* Provided data
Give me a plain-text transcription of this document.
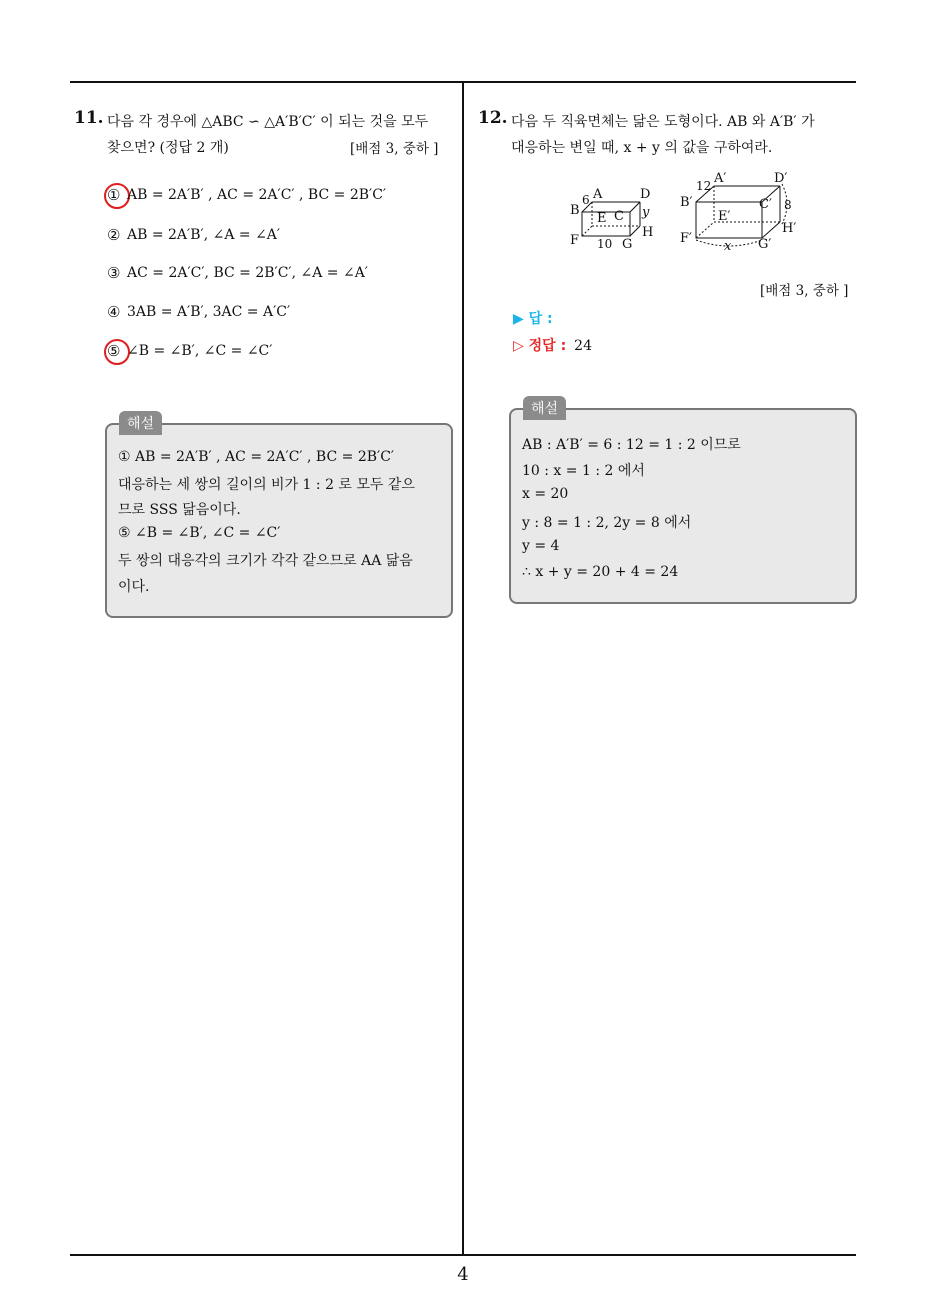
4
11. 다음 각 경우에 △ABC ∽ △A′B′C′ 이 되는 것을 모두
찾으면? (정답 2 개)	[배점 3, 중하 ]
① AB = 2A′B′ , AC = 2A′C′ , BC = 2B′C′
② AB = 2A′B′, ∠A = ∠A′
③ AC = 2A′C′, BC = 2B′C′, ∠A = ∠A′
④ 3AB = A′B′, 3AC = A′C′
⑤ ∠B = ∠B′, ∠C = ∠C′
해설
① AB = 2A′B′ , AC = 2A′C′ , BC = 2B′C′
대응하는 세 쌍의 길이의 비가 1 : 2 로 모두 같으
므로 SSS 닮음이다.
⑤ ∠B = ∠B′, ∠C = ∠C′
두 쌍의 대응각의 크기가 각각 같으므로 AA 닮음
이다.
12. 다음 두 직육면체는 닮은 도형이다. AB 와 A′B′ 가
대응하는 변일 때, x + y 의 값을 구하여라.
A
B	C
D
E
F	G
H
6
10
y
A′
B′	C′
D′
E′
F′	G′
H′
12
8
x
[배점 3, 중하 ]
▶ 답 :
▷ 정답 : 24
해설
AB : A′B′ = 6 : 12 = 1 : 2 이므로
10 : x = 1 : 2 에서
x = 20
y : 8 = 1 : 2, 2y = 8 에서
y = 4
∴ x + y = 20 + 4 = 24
==
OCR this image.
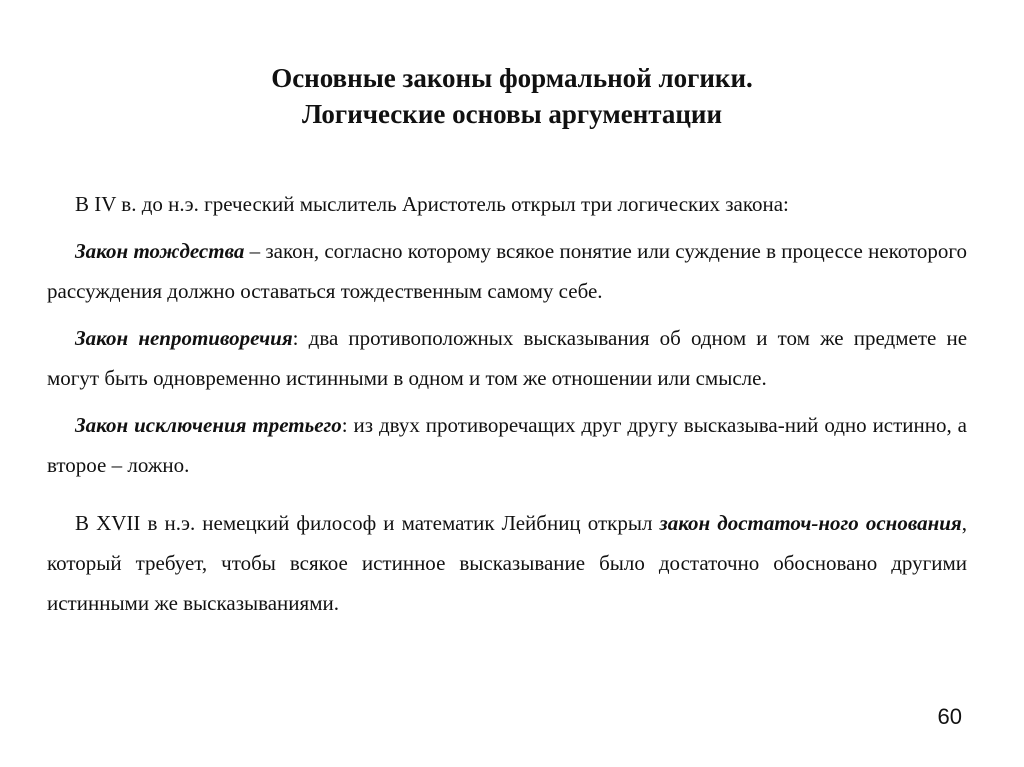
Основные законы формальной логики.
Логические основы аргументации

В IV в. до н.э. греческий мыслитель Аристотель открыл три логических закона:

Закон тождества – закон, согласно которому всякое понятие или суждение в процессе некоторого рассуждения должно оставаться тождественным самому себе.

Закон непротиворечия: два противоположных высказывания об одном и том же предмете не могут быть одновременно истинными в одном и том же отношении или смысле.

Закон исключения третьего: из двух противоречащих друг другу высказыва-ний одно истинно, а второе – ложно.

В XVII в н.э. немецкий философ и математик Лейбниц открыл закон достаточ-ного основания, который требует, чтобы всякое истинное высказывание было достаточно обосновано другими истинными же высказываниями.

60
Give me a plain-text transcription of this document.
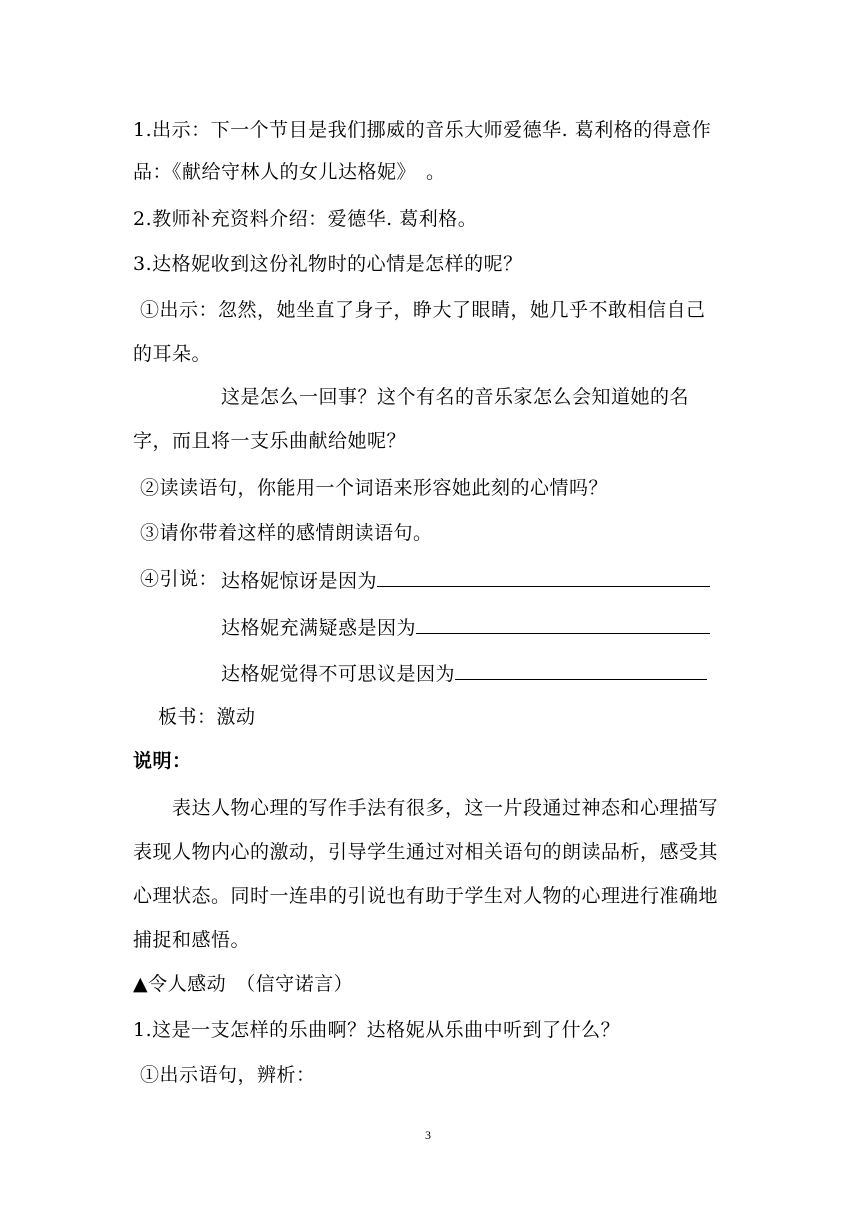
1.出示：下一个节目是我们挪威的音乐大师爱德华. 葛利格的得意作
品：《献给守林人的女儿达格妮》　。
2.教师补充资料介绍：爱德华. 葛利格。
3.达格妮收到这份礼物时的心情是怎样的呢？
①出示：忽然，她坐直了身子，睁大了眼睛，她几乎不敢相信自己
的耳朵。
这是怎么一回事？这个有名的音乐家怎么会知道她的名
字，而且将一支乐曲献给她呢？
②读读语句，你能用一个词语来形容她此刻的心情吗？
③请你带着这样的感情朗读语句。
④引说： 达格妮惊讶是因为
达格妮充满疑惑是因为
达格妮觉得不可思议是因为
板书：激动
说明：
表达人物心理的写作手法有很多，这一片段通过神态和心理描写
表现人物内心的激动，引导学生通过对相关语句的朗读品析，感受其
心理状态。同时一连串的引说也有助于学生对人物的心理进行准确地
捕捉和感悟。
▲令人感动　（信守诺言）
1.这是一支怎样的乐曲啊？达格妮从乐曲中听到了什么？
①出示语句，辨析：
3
* * *
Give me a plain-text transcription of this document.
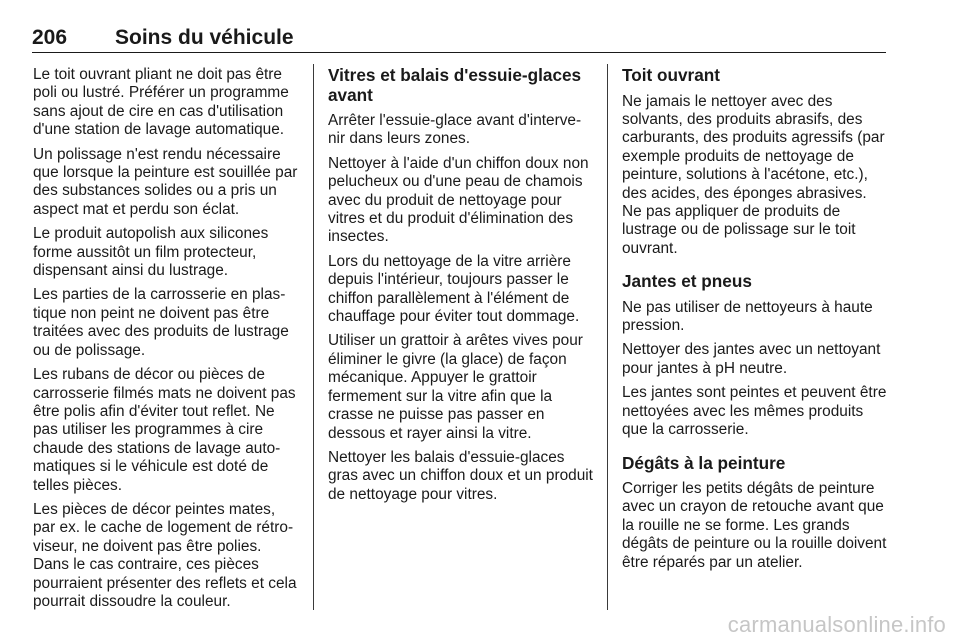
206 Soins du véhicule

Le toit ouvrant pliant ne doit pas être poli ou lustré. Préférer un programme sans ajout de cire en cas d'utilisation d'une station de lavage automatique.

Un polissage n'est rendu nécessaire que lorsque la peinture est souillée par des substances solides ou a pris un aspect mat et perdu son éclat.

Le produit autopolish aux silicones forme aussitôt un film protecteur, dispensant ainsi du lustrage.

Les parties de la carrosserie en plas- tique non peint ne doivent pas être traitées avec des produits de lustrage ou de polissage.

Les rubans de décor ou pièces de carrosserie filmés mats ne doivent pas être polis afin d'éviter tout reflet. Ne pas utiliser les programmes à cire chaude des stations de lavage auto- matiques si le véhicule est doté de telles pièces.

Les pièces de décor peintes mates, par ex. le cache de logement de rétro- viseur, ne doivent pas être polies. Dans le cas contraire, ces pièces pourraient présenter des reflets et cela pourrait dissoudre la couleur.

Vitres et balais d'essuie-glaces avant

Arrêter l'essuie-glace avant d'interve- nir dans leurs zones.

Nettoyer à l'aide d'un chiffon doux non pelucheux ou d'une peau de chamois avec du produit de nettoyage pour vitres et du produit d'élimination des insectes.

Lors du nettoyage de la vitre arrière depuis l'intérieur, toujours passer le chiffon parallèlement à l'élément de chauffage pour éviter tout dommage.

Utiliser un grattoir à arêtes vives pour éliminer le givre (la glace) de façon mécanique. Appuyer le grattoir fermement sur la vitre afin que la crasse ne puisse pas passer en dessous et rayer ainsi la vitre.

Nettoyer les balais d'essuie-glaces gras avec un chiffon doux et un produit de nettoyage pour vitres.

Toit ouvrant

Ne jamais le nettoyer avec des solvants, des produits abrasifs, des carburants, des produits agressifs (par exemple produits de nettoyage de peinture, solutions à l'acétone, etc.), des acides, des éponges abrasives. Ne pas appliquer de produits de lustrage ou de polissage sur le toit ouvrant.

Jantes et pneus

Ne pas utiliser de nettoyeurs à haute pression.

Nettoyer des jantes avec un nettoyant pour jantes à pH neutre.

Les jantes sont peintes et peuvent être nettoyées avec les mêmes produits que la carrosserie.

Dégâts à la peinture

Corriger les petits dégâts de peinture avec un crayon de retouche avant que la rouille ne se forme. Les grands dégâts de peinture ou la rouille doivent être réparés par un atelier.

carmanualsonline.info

* The task
Filter lines by "éviter" and return each hit.

* Written response
Les rubans de décor ou pièces de carrosserie filmés mats ne doivent pas être polis afin d'éviter tout reflet. Ne pas utiliser les programmes à cire chaude des stations de lavage auto- matiques si le véhicule est doté de telles pièces.
Lors du nettoyage de la vitre arrière depuis l'intérieur, toujours passer le chiffon parallèlement à l'élément de chauffage pour éviter tout dommage.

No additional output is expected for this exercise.